● **EXERCISE**: Give as a numbered list, with blank lines left out, the lines starting at the beginning of the lines below and running through the line that contains "- label-tail-gas: 尾气: [542, 598, 558, 606]".

● **DATA SUPPLIED**:

━━━

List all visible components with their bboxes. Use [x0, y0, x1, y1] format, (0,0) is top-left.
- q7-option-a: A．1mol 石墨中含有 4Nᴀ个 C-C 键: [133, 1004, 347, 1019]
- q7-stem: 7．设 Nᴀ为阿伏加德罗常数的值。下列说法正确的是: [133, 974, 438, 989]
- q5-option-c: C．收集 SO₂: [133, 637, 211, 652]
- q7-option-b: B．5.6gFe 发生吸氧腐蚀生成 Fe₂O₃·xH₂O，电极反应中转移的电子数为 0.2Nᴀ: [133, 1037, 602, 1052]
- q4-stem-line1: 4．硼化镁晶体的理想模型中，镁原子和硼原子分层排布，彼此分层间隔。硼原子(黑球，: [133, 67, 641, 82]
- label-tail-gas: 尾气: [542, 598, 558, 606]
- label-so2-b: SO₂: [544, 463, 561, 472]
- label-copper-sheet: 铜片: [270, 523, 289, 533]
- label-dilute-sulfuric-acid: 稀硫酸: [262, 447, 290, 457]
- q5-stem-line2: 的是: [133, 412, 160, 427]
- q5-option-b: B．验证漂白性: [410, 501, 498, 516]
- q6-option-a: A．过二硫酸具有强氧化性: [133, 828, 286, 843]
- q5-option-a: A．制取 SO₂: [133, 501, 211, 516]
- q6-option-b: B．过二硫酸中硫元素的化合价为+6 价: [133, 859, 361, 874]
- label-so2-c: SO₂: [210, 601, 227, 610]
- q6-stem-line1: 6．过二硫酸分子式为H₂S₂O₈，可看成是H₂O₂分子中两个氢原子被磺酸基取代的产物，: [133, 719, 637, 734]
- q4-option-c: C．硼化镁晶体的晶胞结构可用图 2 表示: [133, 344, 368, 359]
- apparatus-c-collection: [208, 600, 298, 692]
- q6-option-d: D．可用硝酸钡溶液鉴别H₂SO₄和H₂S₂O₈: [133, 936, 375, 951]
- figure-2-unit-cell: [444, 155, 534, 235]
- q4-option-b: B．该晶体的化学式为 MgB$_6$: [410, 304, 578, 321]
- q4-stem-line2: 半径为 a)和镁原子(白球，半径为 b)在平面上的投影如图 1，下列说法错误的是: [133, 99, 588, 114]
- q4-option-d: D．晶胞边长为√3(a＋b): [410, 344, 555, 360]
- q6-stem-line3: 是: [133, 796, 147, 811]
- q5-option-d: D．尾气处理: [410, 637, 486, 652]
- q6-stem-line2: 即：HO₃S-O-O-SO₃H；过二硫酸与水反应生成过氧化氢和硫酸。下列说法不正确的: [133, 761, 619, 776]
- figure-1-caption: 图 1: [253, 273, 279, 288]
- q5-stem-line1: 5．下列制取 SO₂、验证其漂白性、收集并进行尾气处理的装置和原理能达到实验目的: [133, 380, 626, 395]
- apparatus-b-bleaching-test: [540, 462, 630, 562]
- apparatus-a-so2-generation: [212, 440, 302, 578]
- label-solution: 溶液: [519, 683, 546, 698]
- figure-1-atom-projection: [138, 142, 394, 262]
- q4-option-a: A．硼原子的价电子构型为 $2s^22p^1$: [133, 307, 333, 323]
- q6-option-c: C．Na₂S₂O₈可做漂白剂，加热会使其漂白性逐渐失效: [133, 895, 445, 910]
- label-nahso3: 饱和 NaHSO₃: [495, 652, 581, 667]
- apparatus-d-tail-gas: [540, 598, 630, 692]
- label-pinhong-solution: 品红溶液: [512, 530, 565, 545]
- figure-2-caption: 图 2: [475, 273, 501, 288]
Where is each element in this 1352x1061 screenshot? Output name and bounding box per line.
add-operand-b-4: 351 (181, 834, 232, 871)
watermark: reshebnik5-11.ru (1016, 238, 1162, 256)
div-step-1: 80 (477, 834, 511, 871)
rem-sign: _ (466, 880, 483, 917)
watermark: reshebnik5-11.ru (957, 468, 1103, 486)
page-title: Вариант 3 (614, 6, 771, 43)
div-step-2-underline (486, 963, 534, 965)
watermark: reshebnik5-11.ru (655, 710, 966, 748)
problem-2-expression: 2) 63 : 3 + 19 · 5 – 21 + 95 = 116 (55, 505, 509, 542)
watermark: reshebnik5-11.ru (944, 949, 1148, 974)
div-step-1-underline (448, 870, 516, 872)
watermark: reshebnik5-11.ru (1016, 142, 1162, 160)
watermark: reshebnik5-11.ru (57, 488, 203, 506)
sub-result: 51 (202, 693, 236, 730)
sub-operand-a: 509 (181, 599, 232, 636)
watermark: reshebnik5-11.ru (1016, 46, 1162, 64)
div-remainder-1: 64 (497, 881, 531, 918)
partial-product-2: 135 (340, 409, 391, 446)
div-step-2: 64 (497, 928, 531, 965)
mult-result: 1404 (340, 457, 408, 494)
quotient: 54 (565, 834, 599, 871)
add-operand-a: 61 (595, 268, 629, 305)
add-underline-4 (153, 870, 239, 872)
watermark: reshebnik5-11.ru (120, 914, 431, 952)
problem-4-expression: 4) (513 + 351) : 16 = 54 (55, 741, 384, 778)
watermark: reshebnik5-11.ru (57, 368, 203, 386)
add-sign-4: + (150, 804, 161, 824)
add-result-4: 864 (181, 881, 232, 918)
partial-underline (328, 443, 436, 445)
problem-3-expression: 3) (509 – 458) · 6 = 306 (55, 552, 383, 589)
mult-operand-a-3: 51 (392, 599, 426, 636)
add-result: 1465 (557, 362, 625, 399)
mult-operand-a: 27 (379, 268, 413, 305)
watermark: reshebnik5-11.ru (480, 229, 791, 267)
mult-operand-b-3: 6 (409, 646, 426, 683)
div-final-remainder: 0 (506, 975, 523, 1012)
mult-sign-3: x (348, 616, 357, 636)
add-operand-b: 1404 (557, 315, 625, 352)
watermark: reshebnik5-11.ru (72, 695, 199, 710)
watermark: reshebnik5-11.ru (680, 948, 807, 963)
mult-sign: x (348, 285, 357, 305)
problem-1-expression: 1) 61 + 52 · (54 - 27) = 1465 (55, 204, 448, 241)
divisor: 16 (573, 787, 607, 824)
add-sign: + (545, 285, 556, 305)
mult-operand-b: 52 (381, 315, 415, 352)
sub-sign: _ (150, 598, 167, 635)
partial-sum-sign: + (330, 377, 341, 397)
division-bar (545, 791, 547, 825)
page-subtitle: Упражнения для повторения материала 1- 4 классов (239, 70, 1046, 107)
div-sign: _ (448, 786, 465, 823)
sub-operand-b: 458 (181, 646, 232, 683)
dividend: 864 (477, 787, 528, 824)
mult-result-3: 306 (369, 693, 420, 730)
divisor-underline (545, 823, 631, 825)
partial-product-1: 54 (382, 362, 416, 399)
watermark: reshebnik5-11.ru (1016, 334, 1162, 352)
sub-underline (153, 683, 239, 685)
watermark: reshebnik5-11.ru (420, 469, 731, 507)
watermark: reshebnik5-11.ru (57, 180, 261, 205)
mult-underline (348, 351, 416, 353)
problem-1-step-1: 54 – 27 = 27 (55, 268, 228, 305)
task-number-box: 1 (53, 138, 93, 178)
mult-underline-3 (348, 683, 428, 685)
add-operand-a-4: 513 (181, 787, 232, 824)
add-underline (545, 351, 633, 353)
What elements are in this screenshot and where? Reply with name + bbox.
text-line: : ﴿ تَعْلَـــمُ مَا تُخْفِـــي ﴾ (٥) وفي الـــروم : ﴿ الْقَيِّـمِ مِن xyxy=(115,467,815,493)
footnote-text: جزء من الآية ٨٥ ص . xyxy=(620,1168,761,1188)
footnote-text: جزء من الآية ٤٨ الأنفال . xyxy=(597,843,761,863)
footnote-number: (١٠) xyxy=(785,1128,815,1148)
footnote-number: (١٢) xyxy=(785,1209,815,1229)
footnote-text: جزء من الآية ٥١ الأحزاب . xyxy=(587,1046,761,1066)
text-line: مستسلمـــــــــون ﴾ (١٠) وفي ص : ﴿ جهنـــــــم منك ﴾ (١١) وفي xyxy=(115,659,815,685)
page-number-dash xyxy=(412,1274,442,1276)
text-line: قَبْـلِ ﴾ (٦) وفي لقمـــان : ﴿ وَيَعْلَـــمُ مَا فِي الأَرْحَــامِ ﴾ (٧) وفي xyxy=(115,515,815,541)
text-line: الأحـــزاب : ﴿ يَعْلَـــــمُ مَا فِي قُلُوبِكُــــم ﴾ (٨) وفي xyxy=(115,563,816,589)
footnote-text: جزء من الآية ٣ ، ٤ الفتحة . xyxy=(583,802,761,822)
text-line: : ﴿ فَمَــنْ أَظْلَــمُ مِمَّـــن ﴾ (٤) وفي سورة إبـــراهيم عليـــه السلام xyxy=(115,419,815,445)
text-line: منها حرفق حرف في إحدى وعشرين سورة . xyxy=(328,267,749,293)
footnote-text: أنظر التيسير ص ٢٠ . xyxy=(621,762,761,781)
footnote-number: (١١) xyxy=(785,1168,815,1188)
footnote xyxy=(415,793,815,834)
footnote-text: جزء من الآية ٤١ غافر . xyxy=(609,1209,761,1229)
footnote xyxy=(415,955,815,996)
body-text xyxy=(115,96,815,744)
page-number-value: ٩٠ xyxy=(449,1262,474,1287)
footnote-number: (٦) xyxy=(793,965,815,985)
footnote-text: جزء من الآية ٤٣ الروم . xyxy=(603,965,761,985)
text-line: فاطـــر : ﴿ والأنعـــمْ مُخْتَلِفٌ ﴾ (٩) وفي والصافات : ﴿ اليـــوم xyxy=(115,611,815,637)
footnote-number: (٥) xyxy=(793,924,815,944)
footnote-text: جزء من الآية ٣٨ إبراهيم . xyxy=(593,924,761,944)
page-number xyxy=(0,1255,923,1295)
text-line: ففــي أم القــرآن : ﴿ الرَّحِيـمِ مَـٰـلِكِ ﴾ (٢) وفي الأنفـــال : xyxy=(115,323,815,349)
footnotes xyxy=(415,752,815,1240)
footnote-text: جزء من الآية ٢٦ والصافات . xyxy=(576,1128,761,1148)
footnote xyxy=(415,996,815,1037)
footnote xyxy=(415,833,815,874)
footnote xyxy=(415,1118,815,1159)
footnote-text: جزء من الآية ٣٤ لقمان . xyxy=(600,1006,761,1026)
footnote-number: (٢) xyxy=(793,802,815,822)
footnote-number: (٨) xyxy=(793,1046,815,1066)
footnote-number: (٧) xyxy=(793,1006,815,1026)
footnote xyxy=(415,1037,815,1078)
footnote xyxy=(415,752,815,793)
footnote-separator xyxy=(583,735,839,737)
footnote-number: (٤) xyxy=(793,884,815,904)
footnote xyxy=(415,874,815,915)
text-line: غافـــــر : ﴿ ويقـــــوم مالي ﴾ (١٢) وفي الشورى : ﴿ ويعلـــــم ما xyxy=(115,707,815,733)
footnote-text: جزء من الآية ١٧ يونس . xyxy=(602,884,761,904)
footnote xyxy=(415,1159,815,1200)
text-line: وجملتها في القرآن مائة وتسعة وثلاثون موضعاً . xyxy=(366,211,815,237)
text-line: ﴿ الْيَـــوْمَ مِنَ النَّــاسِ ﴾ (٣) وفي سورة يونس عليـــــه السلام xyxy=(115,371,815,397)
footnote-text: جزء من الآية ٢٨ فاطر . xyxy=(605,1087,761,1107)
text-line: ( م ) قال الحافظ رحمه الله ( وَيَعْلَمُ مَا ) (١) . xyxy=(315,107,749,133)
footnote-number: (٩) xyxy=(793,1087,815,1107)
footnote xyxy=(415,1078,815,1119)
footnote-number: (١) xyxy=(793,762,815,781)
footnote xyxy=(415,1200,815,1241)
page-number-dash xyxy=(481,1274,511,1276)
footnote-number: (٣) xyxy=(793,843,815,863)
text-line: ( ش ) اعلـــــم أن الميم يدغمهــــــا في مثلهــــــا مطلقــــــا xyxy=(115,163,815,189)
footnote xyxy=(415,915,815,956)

━━━

● **EXERCISE OUTPUT**:
1. List all visible components with their bboxes. Use [x0, y0, x1, y1] format, (0,0) is top-left.
2. - q7-option-a: A．1mol 石墨中含有 4Nᴀ个 C-C 键: [133, 1004, 347, 1019]
3. - q7-stem: 7．设 Nᴀ为阿伏加德罗常数的值。下列说法正确的是: [133, 974, 438, 989]
4. - q5-option-c: C．收集 SO₂: [133, 637, 211, 652]
5. - q7-option-b: B．5.6gFe 发生吸氧腐蚀生成 Fe₂O₃·xH₂O，电极反应中转移的电子数为 0.2Nᴀ: [133, 1037, 602, 1052]
6. - q4-stem-line1: 4．硼化镁晶体的理想模型中，镁原子和硼原子分层排布，彼此分层间隔。硼原子(黑球，: [133, 67, 641, 82]
7. - label-tail-gas: 尾气: [542, 598, 558, 606]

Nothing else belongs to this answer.